**WORK TO DO:**
Repeat each record below exactly, dropping the pictures.

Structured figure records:
|---|

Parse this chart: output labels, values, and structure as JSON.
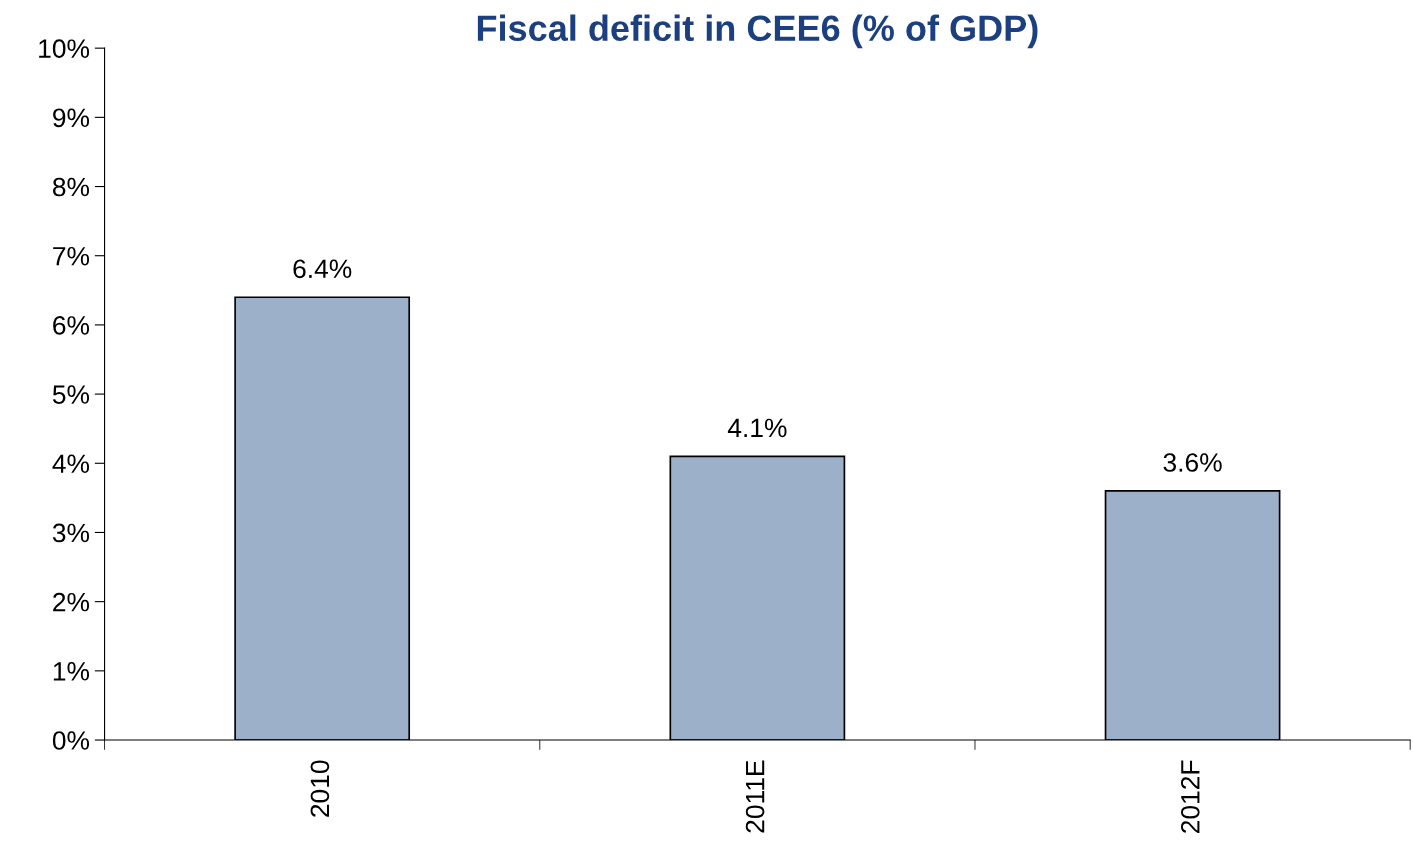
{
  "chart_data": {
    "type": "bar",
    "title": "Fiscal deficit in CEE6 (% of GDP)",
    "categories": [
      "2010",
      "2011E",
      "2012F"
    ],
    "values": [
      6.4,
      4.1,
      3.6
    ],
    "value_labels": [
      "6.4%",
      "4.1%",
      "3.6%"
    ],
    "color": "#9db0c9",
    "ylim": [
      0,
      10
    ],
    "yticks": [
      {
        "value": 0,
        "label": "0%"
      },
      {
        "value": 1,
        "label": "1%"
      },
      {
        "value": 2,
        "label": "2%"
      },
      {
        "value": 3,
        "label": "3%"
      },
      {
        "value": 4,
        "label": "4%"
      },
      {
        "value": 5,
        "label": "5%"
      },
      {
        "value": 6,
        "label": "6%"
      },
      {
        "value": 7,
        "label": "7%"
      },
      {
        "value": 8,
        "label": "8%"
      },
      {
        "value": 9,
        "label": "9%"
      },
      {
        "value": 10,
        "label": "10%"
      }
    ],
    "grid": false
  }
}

|---|

**EXERCISE RESPONSE:**
Parse this chart: output labels, values, and structure as JSON.
{
  "chart_data": {
    "type": "bar",
    "title": "Fiscal deficit in CEE6 (% of GDP)",
    "categories": [
      "2010",
      "2011E",
      "2012F"
    ],
    "values": [
      6.4,
      4.1,
      3.6
    ],
    "value_labels": [
      "6.4%",
      "4.1%",
      "3.6%"
    ],
    "color": "#9db0c9",
    "ylim": [
      0,
      10
    ],
    "yticks": [
      {
        "value": 0,
        "label": "0%"
      },
      {
        "value": 1,
        "label": "1%"
      },
      {
        "value": 2,
        "label": "2%"
      },
      {
        "value": 3,
        "label": "3%"
      },
      {
        "value": 4,
        "label": "4%"
      },
      {
        "value": 5,
        "label": "5%"
      },
      {
        "value": 6,
        "label": "6%"
      },
      {
        "value": 7,
        "label": "7%"
      },
      {
        "value": 8,
        "label": "8%"
      },
      {
        "value": 9,
        "label": "9%"
      },
      {
        "value": 10,
        "label": "10%"
      }
    ],
    "grid": false
  }
}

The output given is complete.